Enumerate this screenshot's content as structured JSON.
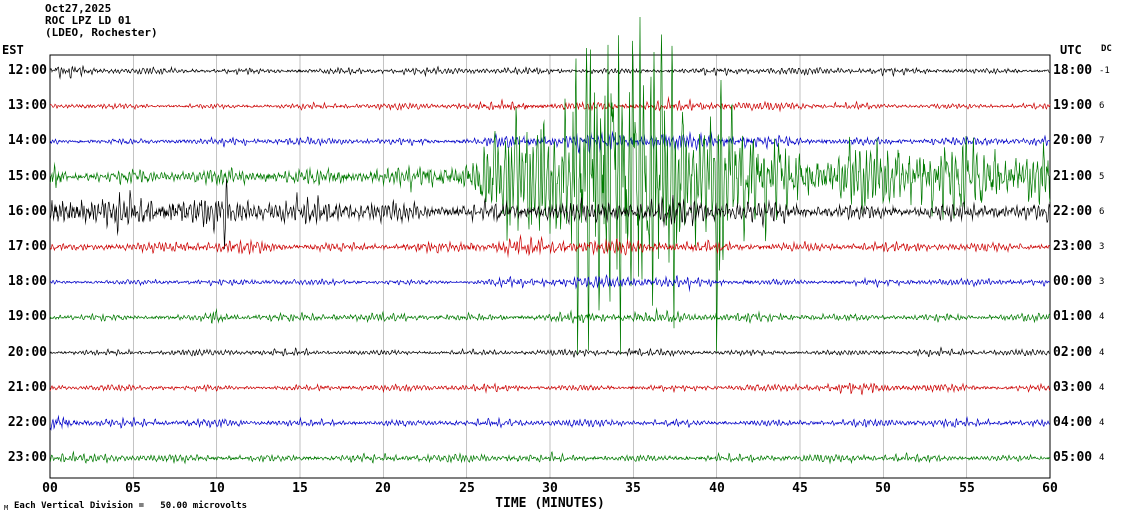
{
  "header": {
    "date": "Oct27,2025",
    "station": "ROC LPZ LD 01",
    "network": "(LDEO, Rochester)"
  },
  "axes": {
    "left_label": "EST",
    "right_label": "UTC",
    "dc_label": "DC",
    "x_label": "TIME (MINUTES)"
  },
  "footer": {
    "mark": "M",
    "scale_note": "Each Vertical Division =   50.00 microvolts"
  },
  "chart_data": {
    "type": "line",
    "subtype": "helicorder-seismogram",
    "title": "ROC LPZ LD 01 (LDEO, Rochester) Oct27,2025",
    "x_axis": {
      "label": "TIME (MINUTES)",
      "min": 0,
      "max": 60,
      "tick_interval_min": 5,
      "ticks": [
        "00",
        "05",
        "10",
        "15",
        "20",
        "25",
        "30",
        "35",
        "40",
        "45",
        "50",
        "55",
        "60"
      ]
    },
    "division_microvolts": 50.0,
    "grid": true,
    "colors": {
      "black": "#000000",
      "red": "#cc0000",
      "blue": "#0000c8",
      "green": "#007a00",
      "grid": "#a8a8a8"
    },
    "rows": [
      {
        "est": "12:00",
        "utc": "18:00",
        "dc": "-1",
        "color": "black",
        "envelope": [
          [
            0,
            3.5
          ],
          [
            1,
            4.5
          ],
          [
            3,
            2.8
          ],
          [
            30,
            2.6
          ],
          [
            40,
            3
          ],
          [
            41,
            4
          ],
          [
            42,
            3
          ],
          [
            60,
            2.6
          ]
        ]
      },
      {
        "est": "13:00",
        "utc": "19:00",
        "dc": "6",
        "color": "red",
        "envelope": [
          [
            0,
            2.2
          ],
          [
            20,
            2.4
          ],
          [
            26,
            3
          ],
          [
            28,
            4.5
          ],
          [
            33,
            4
          ],
          [
            36,
            4.5
          ],
          [
            40,
            4
          ],
          [
            44,
            3
          ],
          [
            50,
            2.6
          ],
          [
            60,
            2.6
          ]
        ]
      },
      {
        "est": "14:00",
        "utc": "20:00",
        "dc": "7",
        "color": "blue",
        "envelope": [
          [
            0,
            2.6
          ],
          [
            10,
            2.8
          ],
          [
            24,
            3
          ],
          [
            26,
            4
          ],
          [
            27,
            7
          ],
          [
            30,
            6
          ],
          [
            33,
            7
          ],
          [
            36,
            6
          ],
          [
            40,
            6.5
          ],
          [
            43,
            5
          ],
          [
            46,
            4
          ],
          [
            50,
            3.5
          ],
          [
            60,
            3.2
          ]
        ]
      },
      {
        "est": "15:00",
        "utc": "21:00",
        "dc": "5",
        "color": "green",
        "envelope": [
          [
            0,
            6
          ],
          [
            0.3,
            14
          ],
          [
            0.9,
            6
          ],
          [
            3,
            5
          ],
          [
            8,
            5.5
          ],
          [
            12,
            6
          ],
          [
            16,
            7
          ],
          [
            20,
            9
          ],
          [
            22,
            11
          ],
          [
            24,
            14
          ],
          [
            25.5,
            18
          ],
          [
            26.5,
            35
          ],
          [
            27.5,
            55
          ],
          [
            28.5,
            45
          ],
          [
            29.5,
            60
          ],
          [
            30.5,
            50
          ],
          [
            31.2,
            70
          ],
          [
            31.6,
            150
          ],
          [
            32,
            70
          ],
          [
            32.4,
            185
          ],
          [
            32.8,
            80
          ],
          [
            33.3,
            170
          ],
          [
            33.7,
            85
          ],
          [
            34.2,
            155
          ],
          [
            34.7,
            75
          ],
          [
            35.2,
            165
          ],
          [
            35.7,
            85
          ],
          [
            36.3,
            140
          ],
          [
            36.9,
            70
          ],
          [
            37.4,
            125
          ],
          [
            38,
            60
          ],
          [
            38.8,
            50
          ],
          [
            39.6,
            45
          ],
          [
            40.1,
            165
          ],
          [
            40.5,
            55
          ],
          [
            41.2,
            48
          ],
          [
            42,
            42
          ],
          [
            43,
            38
          ],
          [
            44,
            34
          ],
          [
            45,
            30
          ],
          [
            46.5,
            27
          ],
          [
            48,
            30
          ],
          [
            50,
            26
          ],
          [
            52,
            30
          ],
          [
            54,
            26
          ],
          [
            56,
            29
          ],
          [
            58,
            25
          ],
          [
            60,
            26
          ]
        ]
      },
      {
        "est": "16:00",
        "utc": "22:00",
        "dc": "6",
        "color": "black",
        "envelope": [
          [
            0,
            16
          ],
          [
            1,
            20
          ],
          [
            3,
            16
          ],
          [
            6,
            17
          ],
          [
            9,
            14
          ],
          [
            10.3,
            12
          ],
          [
            10.5,
            38
          ],
          [
            10.7,
            12
          ],
          [
            12,
            11
          ],
          [
            15,
            10
          ],
          [
            18,
            9
          ],
          [
            22,
            8
          ],
          [
            26,
            9
          ],
          [
            30,
            10
          ],
          [
            34,
            9
          ],
          [
            38,
            10
          ],
          [
            42,
            9
          ],
          [
            46,
            8
          ],
          [
            50,
            7
          ],
          [
            55,
            7
          ],
          [
            60,
            6
          ]
        ]
      },
      {
        "est": "17:00",
        "utc": "23:00",
        "dc": "3",
        "color": "red",
        "envelope": [
          [
            0,
            3
          ],
          [
            8,
            4
          ],
          [
            12,
            5
          ],
          [
            15,
            4
          ],
          [
            20,
            4
          ],
          [
            25,
            5
          ],
          [
            27,
            6
          ],
          [
            35,
            6
          ],
          [
            40,
            5
          ],
          [
            44,
            4
          ],
          [
            50,
            3.5
          ],
          [
            60,
            3.5
          ]
        ]
      },
      {
        "est": "18:00",
        "utc": "00:00",
        "dc": "3",
        "color": "blue",
        "envelope": [
          [
            0,
            2.2
          ],
          [
            25,
            2.4
          ],
          [
            28,
            4.5
          ],
          [
            37,
            4.5
          ],
          [
            41,
            3
          ],
          [
            60,
            2.6
          ]
        ]
      },
      {
        "est": "19:00",
        "utc": "01:00",
        "dc": "4",
        "color": "green",
        "envelope": [
          [
            0,
            3
          ],
          [
            9.3,
            3
          ],
          [
            9.8,
            8
          ],
          [
            10.5,
            4
          ],
          [
            11.5,
            3.2
          ],
          [
            28,
            3.2
          ],
          [
            31,
            4.5
          ],
          [
            36,
            4.5
          ],
          [
            40,
            3.5
          ],
          [
            60,
            3
          ]
        ]
      },
      {
        "est": "20:00",
        "utc": "02:00",
        "dc": "4",
        "color": "black",
        "envelope": [
          [
            0,
            2.5
          ],
          [
            34.5,
            2.5
          ],
          [
            35,
            4.5
          ],
          [
            35.6,
            2.5
          ],
          [
            60,
            2.5
          ]
        ]
      },
      {
        "est": "21:00",
        "utc": "03:00",
        "dc": "4",
        "color": "red",
        "envelope": [
          [
            0,
            2.5
          ],
          [
            44,
            2.8
          ],
          [
            48,
            4
          ],
          [
            53,
            4
          ],
          [
            56,
            3
          ],
          [
            60,
            3
          ]
        ]
      },
      {
        "est": "22:00",
        "utc": "04:00",
        "dc": "4",
        "color": "blue",
        "envelope": [
          [
            0,
            8
          ],
          [
            0.8,
            8
          ],
          [
            2,
            3.5
          ],
          [
            10,
            3
          ],
          [
            60,
            3
          ]
        ]
      },
      {
        "est": "23:00",
        "utc": "05:00",
        "dc": "4",
        "color": "green",
        "envelope": [
          [
            0,
            4
          ],
          [
            2,
            3.4
          ],
          [
            30,
            3.2
          ],
          [
            60,
            3
          ]
        ]
      }
    ]
  }
}
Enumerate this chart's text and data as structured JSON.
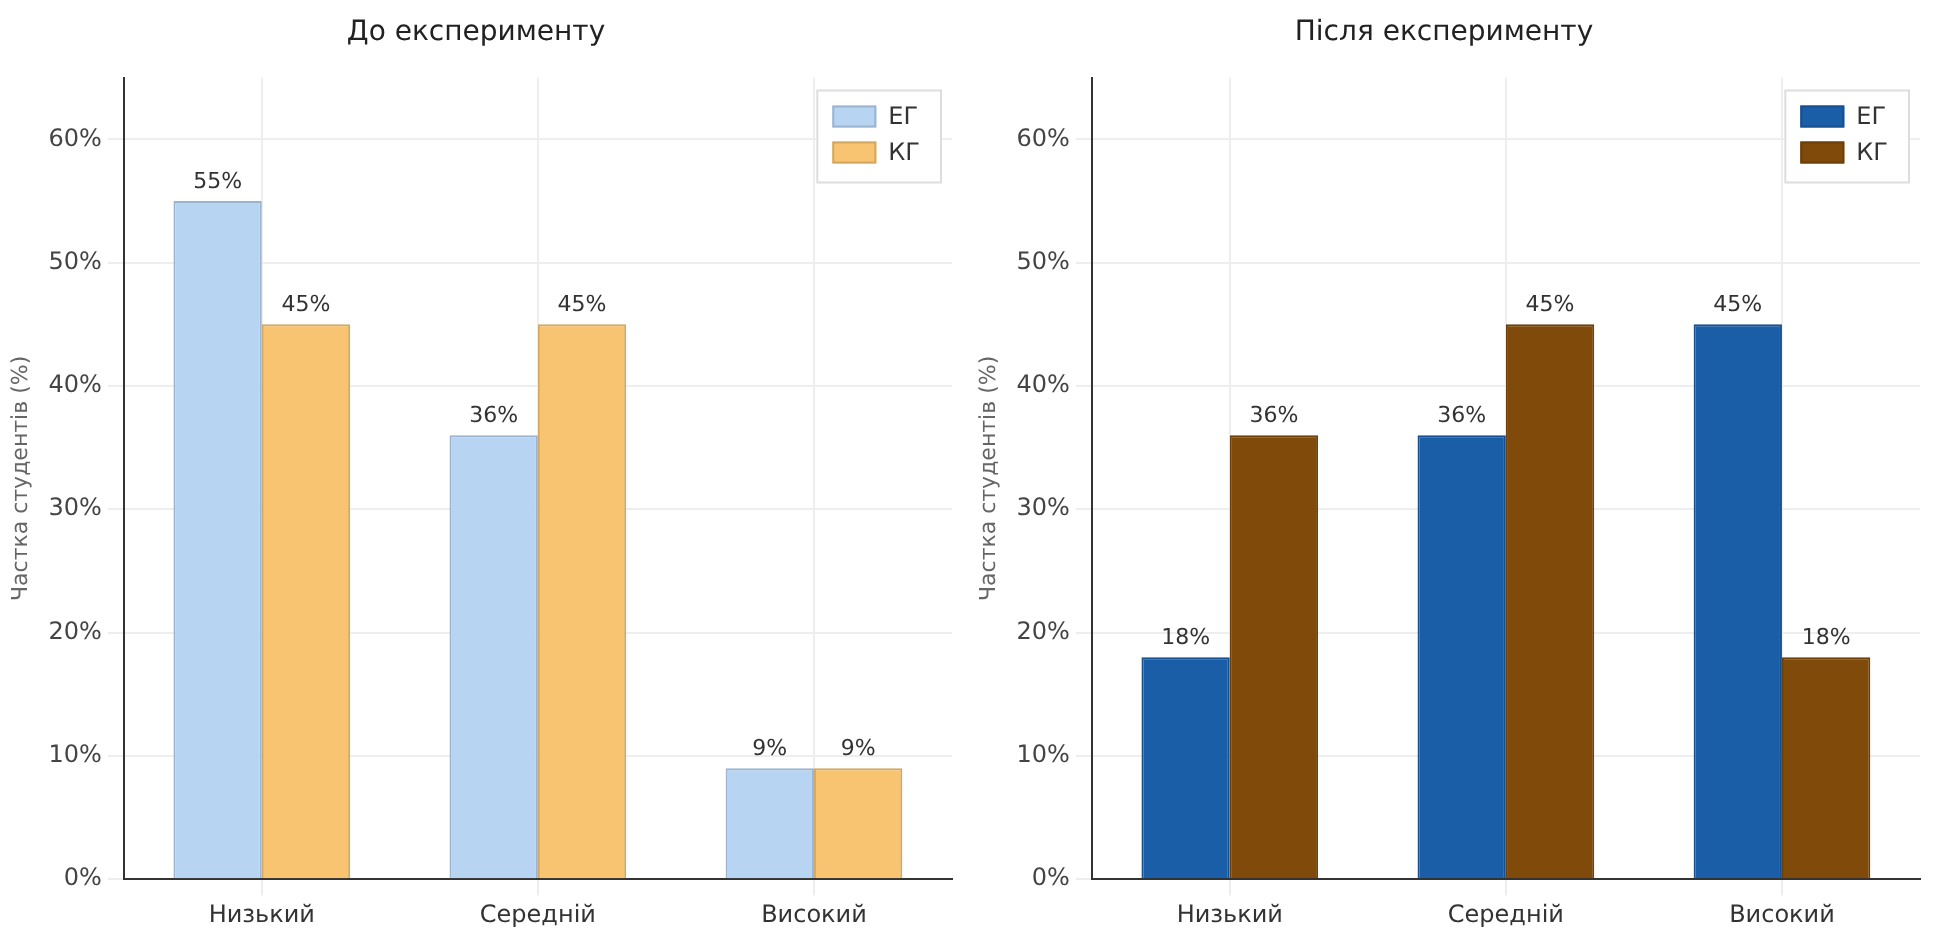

····················

■ Exercise brief
All preceding records should be duplicated verbatim, images excepted.

■ Output for this exercise
Enumerate this screenshot's content as structured JSON.
{
  "header": {
    "date": "Oct27,2025",
    "station": "ROC LPZ LD 01",
    "network": "(LDEO, Rochester)"
  },
  "axes": {
    "left_label": "EST",
    "right_label": "UTC",
    "dc_label": "DC",
    "x_label": "TIME (MINUTES)"
  },
  "footer": {
    "mark": "M",
    "scale_note": "Each Vertical Division =   50.00 microvolts"
  },
  "chart_data": {
    "type": "line",
    "subtype": "helicorder-seismogram",
    "title": "ROC LPZ LD 01 (LDEO, Rochester) Oct27,2025",
    "x_axis": {
      "label": "TIME (MINUTES)",
      "min": 0,
      "max": 60,
      "tick_interval_min": 5,
      "ticks": [
        "00",
        "05",
        "10",
        "15",
        "20",
        "25",
        "30",
        "35",
        "40",
        "45",
        "50",
        "55",
        "60"
      ]
    },
    "division_microvolts": 50.0,
    "grid": true,
    "colors": {
      "black": "#000000",
      "red": "#cc0000",
      "blue": "#0000c8",
      "green": "#007a00",
      "grid": "#a8a8a8"
    },
    "rows": [
      {
        "est": "12:00",
        "utc": "18:00",
        "dc": "-1",
        "color": "black",
        "envelope": [
          [
            0,
            3.5
          ],
          [
            1,
            4.5
          ],
          [
            3,
            2.8
          ],
          [
            30,
            2.6
          ],
          [
            40,
            3
          ],
          [
            41,
            4
          ],
          [
            42,
            3
          ],
          [
            60,
            2.6
          ]
        ]
      },
      {
        "est": "13:00",
        "utc": "19:00",
        "dc": "6",
        "color": "red",
        "envelope": [
          [
            0,
            2.2
          ],
          [
            20,
            2.4
          ],
          [
            26,
            3
          ],
          [
            28,
            4.5
          ],
          [
            33,
            4
          ],
          [
            36,
            4.5
          ],
          [
            40,
            4
          ],
          [
            44,
            3
          ],
          [
            50,
            2.6
          ],
          [
            60,
            2.6
          ]
        ]
      },
      {
        "est": "14:00",
        "utc": "20:00",
        "dc": "7",
        "color": "blue",
        "envelope": [
          [
            0,
            2.6
          ],
          [
            10,
            2.8
          ],
          [
            24,
            3
          ],
          [
            26,
            4
          ],
          [
            27,
            7
          ],
          [
            30,
            6
          ],
          [
            33,
            7
          ],
          [
            36,
            6
          ],
          [
            40,
            6.5
          ],
          [
            43,
            5
          ],
          [
            46,
            4
          ],
          [
            50,
            3.5
          ],
          [
            60,
            3.2
          ]
        ]
      },
      {
        "est": "15:00",
        "utc": "21:00",
        "dc": "5",
        "color": "green",
        "envelope": [
          [
            0,
            6
          ],
          [
            0.3,
            14
          ],
          [
            0.9,
            6
          ],
          [
            3,
            5
          ],
          [
            8,
            5.5
          ],
          [
            12,
            6
          ],
          [
            16,
            7
          ],
          [
            20,
            9
          ],
          [
            22,
            11
          ],
          [
            24,
            14
          ],
          [
            25.5,
            18
          ],
          [
            26.5,
            35
          ],
          [
            27.5,
            55
          ],
          [
            28.5,
            45
          ],
          [
            29.5,
            60
          ],
          [
            30.5,
            50
          ],
          [
            31.2,
            70
          ],
          [
            31.6,
            150
          ],
          [
            32,
            70
          ],
          [
            32.4,
            185
          ],
          [
            32.8,
            80
          ],
          [
            33.3,
            170
          ],
          [
            33.7,
            85
          ],
          [
            34.2,
            155
          ],
          [
            34.7,
            75
          ],
          [
            35.2,
            165
          ],
          [
            35.7,
            85
          ],
          [
            36.3,
            140
          ],
          [
            36.9,
            70
          ],
          [
            37.4,
            125
          ],
          [
            38,
            60
          ],
          [
            38.8,
            50
          ],
          [
            39.6,
            45
          ],
          [
            40.1,
            165
          ],
          [
            40.5,
            55
          ],
          [
            41.2,
            48
          ],
          [
            42,
            42
          ],
          [
            43,
            38
          ],
          [
            44,
            34
          ],
          [
            45,
            30
          ],
          [
            46.5,
            27
          ],
          [
            48,
            30
          ],
          [
            50,
            26
          ],
          [
            52,
            30
          ],
          [
            54,
            26
          ],
          [
            56,
            29
          ],
          [
            58,
            25
          ],
          [
            60,
            26
          ]
        ]
      },
      {
        "est": "16:00",
        "utc": "22:00",
        "dc": "6",
        "color": "black",
        "envelope": [
          [
            0,
            16
          ],
          [
            1,
            20
          ],
          [
            3,
            16
          ],
          [
            6,
            17
          ],
          [
            9,
            14
          ],
          [
            10.3,
            12
          ],
          [
            10.5,
            38
          ],
          [
            10.7,
            12
          ],
          [
            12,
            11
          ],
          [
            15,
            10
          ],
          [
            18,
            9
          ],
          [
            22,
            8
          ],
          [
            26,
            9
          ],
          [
            30,
            10
          ],
          [
            34,
            9
          ],
          [
            38,
            10
          ],
          [
            42,
            9
          ],
          [
            46,
            8
          ],
          [
            50,
            7
          ],
          [
            55,
            7
          ],
          [
            60,
            6
          ]
        ]
      },
      {
        "est": "17:00",
        "utc": "23:00",
        "dc": "3",
        "color": "red",
        "envelope": [
          [
            0,
            3
          ],
          [
            8,
            4
          ],
          [
            12,
            5
          ],
          [
            15,
            4
          ],
          [
            20,
            4
          ],
          [
            25,
            5
          ],
          [
            27,
            6
          ],
          [
            35,
            6
          ],
          [
            40,
            5
          ],
          [
            44,
            4
          ],
          [
            50,
            3.5
          ],
          [
            60,
            3.5
          ]
        ]
      },
      {
        "est": "18:00",
        "utc": "00:00",
        "dc": "3",
        "color": "blue",
        "envelope": [
          [
            0,
            2.2
          ],
          [
            25,
            2.4
          ],
          [
            28,
            4.5
          ],
          [
            37,
            4.5
          ],
          [
            41,
            3
          ],
          [
            60,
            2.6
          ]
        ]
      },
      {
        "est": "19:00",
        "utc": "01:00",
        "dc": "4",
        "color": "green",
        "envelope": [
          [
            0,
            3
          ],
          [
            9.3,
            3
          ],
          [
            9.8,
            8
          ],
          [
            10.5,
            4
          ],
          [
            11.5,
            3.2
          ],
          [
            28,
            3.2
          ],
          [
            31,
            4.5
          ],
          [
            36,
            4.5
          ],
          [
            40,
            3.5
          ],
          [
            60,
            3
          ]
        ]
      },
      {
        "est": "20:00",
        "utc": "02:00",
        "dc": "4",
        "color": "black",
        "envelope": [
          [
            0,
            2.5
          ],
          [
            34.5,
            2.5
          ],
          [
            35,
            4.5
          ],
          [
            35.6,
            2.5
          ],
          [
            60,
            2.5
          ]
        ]
      },
      {
        "est": "21:00",
        "utc": "03:00",
        "dc": "4",
        "color": "red",
        "envelope": [
          [
            0,
            2.5
          ],
          [
            44,
            2.8
          ],
          [
            48,
            4
          ],
          [
            53,
            4
          ],
          [
            56,
            3
          ],
          [
            60,
            3
          ]
        ]
      },
      {
        "est": "22:00",
        "utc": "04:00",
        "dc": "4",
        "color": "blue",
        "envelope": [
          [
            0,
            8
          ],
          [
            0.8,
            8
          ],
          [
            2,
            3.5
          ],
          [
            10,
            3
          ],
          [
            60,
            3
          ]
        ]
      },
      {
        "est": "23:00",
        "utc": "05:00",
        "dc": "4",
        "color": "green",
        "envelope": [
          [
            0,
            4
          ],
          [
            2,
            3.4
          ],
          [
            30,
            3.2
          ],
          [
            60,
            3
          ]
        ]
      }
    ]
  }
}
Enumerate this chart's text and data as structured JSON.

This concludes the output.